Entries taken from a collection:
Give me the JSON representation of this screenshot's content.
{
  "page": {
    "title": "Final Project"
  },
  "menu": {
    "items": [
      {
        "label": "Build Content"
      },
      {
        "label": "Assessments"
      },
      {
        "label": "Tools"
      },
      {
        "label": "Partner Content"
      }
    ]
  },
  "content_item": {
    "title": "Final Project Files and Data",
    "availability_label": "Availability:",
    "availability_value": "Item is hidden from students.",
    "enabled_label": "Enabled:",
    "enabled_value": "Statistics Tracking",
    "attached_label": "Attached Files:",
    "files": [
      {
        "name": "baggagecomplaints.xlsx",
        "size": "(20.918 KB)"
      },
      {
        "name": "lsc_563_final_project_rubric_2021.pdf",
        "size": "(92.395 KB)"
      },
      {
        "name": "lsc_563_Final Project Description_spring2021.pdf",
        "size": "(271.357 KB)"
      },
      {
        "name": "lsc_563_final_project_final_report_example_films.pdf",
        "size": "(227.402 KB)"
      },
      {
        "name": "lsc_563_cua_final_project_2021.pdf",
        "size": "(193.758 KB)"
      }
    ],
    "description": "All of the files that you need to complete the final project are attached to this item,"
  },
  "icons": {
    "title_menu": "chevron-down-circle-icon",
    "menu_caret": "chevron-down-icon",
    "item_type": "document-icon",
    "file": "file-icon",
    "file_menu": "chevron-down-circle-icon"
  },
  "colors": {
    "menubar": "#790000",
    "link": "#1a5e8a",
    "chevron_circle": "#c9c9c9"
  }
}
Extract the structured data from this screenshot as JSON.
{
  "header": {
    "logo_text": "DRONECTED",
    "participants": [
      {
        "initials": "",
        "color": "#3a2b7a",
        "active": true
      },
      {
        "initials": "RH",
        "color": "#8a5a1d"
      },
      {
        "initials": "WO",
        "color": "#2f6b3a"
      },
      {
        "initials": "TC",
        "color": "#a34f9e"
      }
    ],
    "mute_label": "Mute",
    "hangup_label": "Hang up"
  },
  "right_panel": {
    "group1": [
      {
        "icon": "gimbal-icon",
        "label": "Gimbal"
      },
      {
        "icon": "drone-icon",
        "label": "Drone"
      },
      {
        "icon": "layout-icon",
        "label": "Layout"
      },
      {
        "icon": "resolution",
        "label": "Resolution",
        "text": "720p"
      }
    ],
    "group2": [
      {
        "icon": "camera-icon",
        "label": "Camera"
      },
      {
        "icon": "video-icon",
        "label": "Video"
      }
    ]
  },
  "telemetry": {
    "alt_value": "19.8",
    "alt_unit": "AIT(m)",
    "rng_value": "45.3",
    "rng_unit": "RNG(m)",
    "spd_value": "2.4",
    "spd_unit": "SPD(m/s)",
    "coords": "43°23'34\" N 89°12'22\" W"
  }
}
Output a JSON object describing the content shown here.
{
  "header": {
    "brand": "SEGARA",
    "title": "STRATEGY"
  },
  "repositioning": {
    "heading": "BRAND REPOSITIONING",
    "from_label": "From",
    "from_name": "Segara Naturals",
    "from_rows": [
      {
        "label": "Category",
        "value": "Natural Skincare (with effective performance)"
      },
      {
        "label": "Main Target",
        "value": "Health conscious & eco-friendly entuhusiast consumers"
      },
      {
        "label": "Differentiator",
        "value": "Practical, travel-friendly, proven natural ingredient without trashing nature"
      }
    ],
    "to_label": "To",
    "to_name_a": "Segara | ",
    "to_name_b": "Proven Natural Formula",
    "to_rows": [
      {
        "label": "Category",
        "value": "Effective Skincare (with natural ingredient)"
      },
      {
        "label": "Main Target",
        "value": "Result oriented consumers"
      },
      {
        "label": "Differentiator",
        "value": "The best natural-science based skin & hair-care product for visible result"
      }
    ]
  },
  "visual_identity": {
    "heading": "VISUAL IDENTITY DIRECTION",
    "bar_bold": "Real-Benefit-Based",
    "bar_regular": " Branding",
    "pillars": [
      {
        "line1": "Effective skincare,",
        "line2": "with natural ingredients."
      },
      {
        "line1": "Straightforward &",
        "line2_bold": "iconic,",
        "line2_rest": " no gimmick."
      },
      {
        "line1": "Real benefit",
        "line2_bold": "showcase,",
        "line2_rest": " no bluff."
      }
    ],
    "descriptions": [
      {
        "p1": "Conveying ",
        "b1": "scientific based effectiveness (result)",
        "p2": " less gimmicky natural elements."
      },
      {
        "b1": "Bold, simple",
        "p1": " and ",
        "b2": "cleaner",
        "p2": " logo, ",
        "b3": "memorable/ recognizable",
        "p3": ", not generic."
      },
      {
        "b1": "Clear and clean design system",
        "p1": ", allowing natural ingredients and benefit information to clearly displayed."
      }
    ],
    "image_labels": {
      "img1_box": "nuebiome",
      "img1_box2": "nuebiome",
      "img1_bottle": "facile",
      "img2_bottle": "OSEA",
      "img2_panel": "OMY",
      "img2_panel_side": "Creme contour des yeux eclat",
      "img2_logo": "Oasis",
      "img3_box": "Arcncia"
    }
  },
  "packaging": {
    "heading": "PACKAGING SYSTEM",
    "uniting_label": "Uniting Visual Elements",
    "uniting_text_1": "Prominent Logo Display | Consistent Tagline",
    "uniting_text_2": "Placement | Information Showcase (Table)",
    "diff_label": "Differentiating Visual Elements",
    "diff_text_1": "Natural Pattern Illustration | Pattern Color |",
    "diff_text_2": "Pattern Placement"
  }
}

WHAT IS NEEDED:
Collect from the data above every line that includes "Real".

ANSWER BELOW:
    "bar_bold": "Real-Benefit-Based",
        "line1": "Real benefit",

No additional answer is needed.